## Stored rows
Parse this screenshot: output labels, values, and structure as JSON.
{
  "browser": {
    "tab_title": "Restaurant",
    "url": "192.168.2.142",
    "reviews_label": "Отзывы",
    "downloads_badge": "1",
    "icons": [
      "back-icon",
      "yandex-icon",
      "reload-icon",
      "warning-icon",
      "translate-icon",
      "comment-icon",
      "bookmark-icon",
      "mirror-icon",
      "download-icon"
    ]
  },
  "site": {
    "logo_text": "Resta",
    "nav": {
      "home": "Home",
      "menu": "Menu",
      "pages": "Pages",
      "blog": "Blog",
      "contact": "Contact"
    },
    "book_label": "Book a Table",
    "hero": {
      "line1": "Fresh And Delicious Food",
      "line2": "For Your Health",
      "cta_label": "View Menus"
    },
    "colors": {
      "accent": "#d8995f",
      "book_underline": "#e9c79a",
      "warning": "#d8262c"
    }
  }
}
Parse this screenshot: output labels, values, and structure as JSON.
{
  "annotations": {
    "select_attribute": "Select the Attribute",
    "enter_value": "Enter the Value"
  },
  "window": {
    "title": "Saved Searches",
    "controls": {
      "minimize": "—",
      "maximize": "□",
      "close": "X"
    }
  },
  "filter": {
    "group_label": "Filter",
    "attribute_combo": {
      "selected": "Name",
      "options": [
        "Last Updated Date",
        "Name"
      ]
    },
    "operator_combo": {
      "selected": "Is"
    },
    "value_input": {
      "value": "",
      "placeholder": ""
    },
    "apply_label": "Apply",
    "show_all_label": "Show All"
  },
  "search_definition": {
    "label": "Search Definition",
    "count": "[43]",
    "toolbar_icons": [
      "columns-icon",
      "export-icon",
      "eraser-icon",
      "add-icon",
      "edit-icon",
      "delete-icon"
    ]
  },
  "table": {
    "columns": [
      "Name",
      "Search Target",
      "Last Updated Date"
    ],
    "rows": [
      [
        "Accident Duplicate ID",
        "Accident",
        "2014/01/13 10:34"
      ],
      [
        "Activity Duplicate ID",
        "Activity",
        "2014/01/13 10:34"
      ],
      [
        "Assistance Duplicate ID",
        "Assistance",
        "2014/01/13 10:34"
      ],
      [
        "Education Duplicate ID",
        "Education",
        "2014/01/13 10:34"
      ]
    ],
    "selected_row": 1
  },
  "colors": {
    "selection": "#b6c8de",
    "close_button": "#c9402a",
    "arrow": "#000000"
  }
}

## What to do
Go through the listing and copy all of it exactly.

## Task solution
Parse this screenshot: output labels, values, and structure as JSON.
{
  "browser": {
    "tab_title": "Restaurant",
    "url": "192.168.2.142",
    "reviews_label": "Отзывы",
    "downloads_badge": "1",
    "icons": [
      "back-icon",
      "yandex-icon",
      "reload-icon",
      "warning-icon",
      "translate-icon",
      "comment-icon",
      "bookmark-icon",
      "mirror-icon",
      "download-icon"
    ]
  },
  "site": {
    "logo_text": "Resta",
    "nav": {
      "home": "Home",
      "menu": "Menu",
      "pages": "Pages",
      "blog": "Blog",
      "contact": "Contact"
    },
    "book_label": "Book a Table",
    "hero": {
      "line1": "Fresh And Delicious Food",
      "line2": "For Your Health",
      "cta_label": "View Menus"
    },
    "colors": {
      "accent": "#d8995f",
      "book_underline": "#e9c79a",
      "warning": "#d8262c"
    }
  }
}
Parse this screenshot: output labels, values, and structure as JSON.
{
  "annotations": {
    "select_attribute": "Select the Attribute",
    "enter_value": "Enter the Value"
  },
  "window": {
    "title": "Saved Searches",
    "controls": {
      "minimize": "—",
      "maximize": "□",
      "close": "X"
    }
  },
  "filter": {
    "group_label": "Filter",
    "attribute_combo": {
      "selected": "Name",
      "options": [
        "Last Updated Date",
        "Name"
      ]
    },
    "operator_combo": {
      "selected": "Is"
    },
    "value_input": {
      "value": "",
      "placeholder": ""
    },
    "apply_label": "Apply",
    "show_all_label": "Show All"
  },
  "search_definition": {
    "label": "Search Definition",
    "count": "[43]",
    "toolbar_icons": [
      "columns-icon",
      "export-icon",
      "eraser-icon",
      "add-icon",
      "edit-icon",
      "delete-icon"
    ]
  },
  "table": {
    "columns": [
      "Name",
      "Search Target",
      "Last Updated Date"
    ],
    "rows": [
      [
        "Accident Duplicate ID",
        "Accident",
        "2014/01/13 10:34"
      ],
      [
        "Activity Duplicate ID",
        "Activity",
        "2014/01/13 10:34"
      ],
      [
        "Assistance Duplicate ID",
        "Assistance",
        "2014/01/13 10:34"
      ],
      [
        "Education Duplicate ID",
        "Education",
        "2014/01/13 10:34"
      ]
    ],
    "selected_row": 1
  },
  "colors": {
    "selection": "#b6c8de",
    "close_button": "#c9402a",
    "arrow": "#000000"
  }
}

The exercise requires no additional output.